[Start Material for the task]
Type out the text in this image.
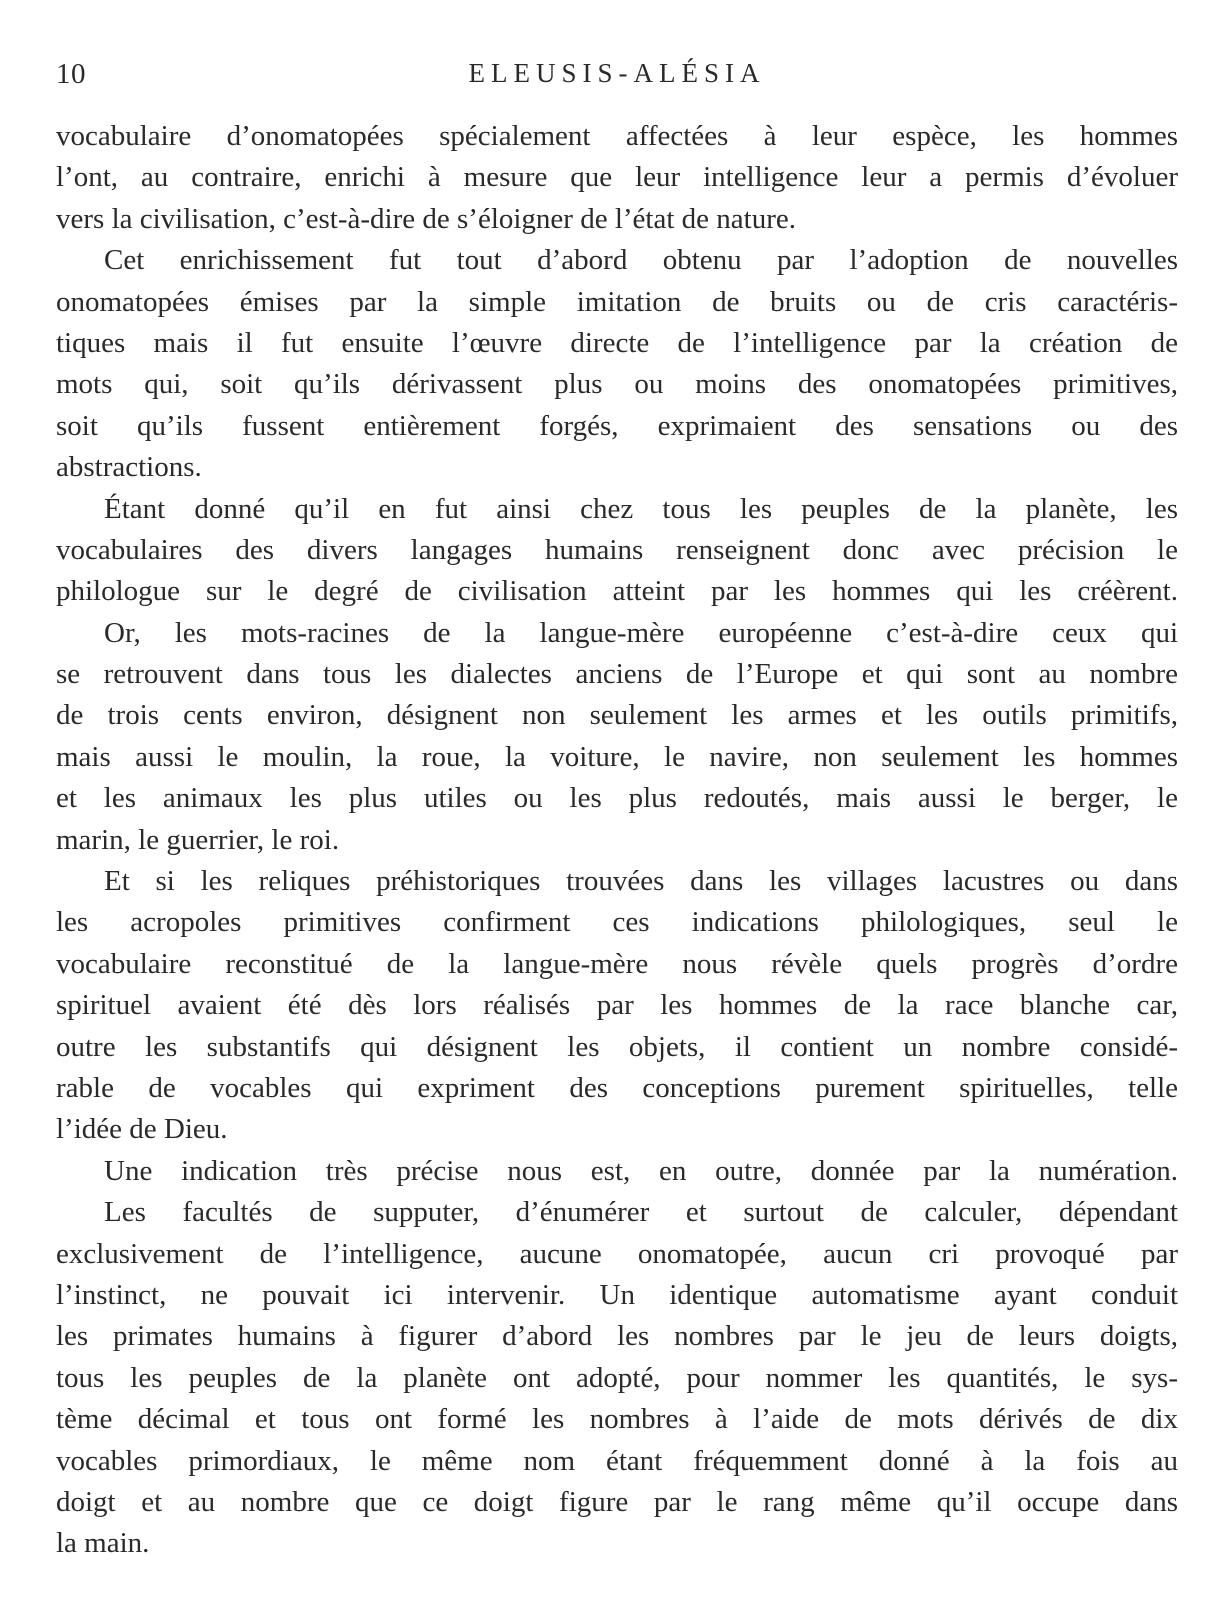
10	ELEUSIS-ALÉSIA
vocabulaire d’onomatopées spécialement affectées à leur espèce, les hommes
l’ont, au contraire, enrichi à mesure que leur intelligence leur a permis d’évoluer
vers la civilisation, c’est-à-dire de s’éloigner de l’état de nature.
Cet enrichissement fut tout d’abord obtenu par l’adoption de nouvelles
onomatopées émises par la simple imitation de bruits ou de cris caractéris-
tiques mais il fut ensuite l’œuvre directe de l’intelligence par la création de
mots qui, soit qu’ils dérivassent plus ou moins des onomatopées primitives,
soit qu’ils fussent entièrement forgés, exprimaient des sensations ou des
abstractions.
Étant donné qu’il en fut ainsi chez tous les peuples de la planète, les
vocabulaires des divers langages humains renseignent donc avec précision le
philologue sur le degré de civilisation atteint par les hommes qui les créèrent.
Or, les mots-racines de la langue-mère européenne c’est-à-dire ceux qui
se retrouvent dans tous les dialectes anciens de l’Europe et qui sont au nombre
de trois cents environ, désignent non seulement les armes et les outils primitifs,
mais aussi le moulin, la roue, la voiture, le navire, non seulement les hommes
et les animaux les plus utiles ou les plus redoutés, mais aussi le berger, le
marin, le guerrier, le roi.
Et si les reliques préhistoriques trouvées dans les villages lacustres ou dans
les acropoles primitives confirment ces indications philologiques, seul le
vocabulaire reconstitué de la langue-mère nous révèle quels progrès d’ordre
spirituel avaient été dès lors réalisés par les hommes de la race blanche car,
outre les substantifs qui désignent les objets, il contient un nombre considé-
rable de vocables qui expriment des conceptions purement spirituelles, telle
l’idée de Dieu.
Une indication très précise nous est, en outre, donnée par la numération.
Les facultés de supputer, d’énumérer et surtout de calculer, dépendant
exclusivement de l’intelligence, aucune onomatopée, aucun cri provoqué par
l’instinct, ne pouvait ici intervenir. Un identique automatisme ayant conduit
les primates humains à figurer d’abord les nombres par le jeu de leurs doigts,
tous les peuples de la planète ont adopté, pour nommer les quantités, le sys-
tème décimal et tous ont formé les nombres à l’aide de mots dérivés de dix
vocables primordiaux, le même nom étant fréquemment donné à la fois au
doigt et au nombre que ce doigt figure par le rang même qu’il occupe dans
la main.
[End Material for the task]
[Start Material for the task]
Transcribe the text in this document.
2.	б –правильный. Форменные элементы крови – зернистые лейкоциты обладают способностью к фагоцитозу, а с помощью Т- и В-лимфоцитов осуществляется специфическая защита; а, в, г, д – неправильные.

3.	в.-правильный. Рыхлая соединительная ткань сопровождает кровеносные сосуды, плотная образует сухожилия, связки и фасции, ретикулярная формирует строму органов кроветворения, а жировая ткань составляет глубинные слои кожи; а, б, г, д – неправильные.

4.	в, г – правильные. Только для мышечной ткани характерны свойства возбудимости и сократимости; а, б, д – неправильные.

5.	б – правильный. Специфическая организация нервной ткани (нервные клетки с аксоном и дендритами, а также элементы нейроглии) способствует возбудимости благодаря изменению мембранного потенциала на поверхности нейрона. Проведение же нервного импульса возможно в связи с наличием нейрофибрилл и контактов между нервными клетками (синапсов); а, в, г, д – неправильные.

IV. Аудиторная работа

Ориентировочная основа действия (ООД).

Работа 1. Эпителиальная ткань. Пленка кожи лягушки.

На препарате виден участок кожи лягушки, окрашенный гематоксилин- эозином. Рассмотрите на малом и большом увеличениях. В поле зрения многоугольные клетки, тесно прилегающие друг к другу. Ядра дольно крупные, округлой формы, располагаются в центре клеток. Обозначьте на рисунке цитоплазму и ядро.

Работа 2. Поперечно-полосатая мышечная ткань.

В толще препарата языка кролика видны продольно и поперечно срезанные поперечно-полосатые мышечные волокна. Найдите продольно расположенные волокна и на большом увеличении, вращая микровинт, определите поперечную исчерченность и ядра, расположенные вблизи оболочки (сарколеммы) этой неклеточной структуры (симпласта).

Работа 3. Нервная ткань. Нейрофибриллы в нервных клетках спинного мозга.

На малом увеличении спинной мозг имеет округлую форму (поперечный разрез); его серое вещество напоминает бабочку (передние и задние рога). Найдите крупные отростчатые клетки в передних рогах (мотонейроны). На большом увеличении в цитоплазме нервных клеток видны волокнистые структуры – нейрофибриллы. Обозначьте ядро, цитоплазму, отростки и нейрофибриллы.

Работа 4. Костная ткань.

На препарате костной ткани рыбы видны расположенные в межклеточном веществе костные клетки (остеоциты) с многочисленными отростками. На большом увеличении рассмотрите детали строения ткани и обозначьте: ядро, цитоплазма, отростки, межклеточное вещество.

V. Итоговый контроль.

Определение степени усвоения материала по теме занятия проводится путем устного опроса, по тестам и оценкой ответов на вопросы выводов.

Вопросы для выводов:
[End Material for the task]
[Start Material for the task]
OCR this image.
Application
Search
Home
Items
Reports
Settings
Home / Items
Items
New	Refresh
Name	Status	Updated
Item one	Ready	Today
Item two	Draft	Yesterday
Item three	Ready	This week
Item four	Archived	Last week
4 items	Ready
[End Material for the task]
**Instructions for the task:**
Pick out each line containing "onomatopées" and report it.

**Task response:**
vocabulaire d’onomatopées spécialement affectées à leur espèce, les hommes
onomatopées émises par la simple imitation de bruits ou de cris caractéris-
mots qui, soit qu’ils dérivassent plus ou moins des onomatopées primitives,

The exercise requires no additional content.